** start INPUT ROWS **
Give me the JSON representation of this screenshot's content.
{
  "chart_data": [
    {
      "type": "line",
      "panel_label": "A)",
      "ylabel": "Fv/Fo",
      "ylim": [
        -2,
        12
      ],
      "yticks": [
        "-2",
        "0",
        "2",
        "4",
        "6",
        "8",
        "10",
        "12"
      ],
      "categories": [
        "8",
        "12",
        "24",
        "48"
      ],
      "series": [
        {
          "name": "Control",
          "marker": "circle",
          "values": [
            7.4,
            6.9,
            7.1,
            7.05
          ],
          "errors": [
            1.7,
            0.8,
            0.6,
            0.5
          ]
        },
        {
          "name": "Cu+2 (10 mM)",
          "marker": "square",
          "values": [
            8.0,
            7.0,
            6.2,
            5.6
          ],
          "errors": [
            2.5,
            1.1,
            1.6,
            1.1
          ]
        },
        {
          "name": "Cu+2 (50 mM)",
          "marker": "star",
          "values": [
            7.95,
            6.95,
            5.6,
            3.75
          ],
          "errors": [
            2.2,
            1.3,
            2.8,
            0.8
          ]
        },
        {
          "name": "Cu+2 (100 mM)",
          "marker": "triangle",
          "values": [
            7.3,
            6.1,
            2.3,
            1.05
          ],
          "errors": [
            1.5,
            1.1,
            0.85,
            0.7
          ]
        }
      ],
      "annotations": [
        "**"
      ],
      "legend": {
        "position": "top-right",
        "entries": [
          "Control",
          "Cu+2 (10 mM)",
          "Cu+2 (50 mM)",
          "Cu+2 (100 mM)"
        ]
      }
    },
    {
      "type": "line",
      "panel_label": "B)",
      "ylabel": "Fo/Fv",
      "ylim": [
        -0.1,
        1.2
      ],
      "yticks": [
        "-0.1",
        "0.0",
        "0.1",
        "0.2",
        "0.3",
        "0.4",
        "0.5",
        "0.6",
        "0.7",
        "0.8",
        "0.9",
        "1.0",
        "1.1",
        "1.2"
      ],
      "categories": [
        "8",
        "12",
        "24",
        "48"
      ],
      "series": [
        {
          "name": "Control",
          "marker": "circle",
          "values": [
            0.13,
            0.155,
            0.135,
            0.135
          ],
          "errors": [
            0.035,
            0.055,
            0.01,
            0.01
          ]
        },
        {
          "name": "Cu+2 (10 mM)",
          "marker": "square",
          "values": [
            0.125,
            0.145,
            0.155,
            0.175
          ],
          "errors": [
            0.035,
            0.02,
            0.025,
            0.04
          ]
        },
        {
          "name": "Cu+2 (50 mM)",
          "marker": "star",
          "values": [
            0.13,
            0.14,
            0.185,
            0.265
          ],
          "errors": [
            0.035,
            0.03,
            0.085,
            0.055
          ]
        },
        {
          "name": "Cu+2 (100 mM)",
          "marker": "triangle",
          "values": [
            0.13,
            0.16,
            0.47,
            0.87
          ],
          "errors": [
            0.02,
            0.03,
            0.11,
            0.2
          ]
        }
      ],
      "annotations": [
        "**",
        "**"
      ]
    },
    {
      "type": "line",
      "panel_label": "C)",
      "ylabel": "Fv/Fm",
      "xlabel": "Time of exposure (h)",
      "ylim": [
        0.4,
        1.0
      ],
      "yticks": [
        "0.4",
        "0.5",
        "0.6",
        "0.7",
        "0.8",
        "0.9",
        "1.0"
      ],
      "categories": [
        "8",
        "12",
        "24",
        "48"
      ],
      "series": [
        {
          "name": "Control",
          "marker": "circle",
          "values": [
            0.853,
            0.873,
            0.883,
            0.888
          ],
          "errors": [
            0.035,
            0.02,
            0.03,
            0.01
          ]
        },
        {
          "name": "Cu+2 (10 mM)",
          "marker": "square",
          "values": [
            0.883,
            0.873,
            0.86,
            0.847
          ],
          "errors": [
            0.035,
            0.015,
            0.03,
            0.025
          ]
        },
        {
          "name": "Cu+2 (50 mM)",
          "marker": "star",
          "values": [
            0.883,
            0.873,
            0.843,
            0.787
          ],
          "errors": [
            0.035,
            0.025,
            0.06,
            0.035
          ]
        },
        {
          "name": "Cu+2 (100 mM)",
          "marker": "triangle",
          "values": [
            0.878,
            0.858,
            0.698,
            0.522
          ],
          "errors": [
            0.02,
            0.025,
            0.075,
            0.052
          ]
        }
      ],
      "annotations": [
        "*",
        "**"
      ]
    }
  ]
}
** end INPUT ROWS **
**WRITTEN TASK:** Show, from the listing above, each line that contains the word "ylabel".

**RESPONSE TO THE TASK:**
      "ylabel": "Fv/Fo",
      "ylabel": "Fo/Fv",
      "ylabel": "Fv/Fm",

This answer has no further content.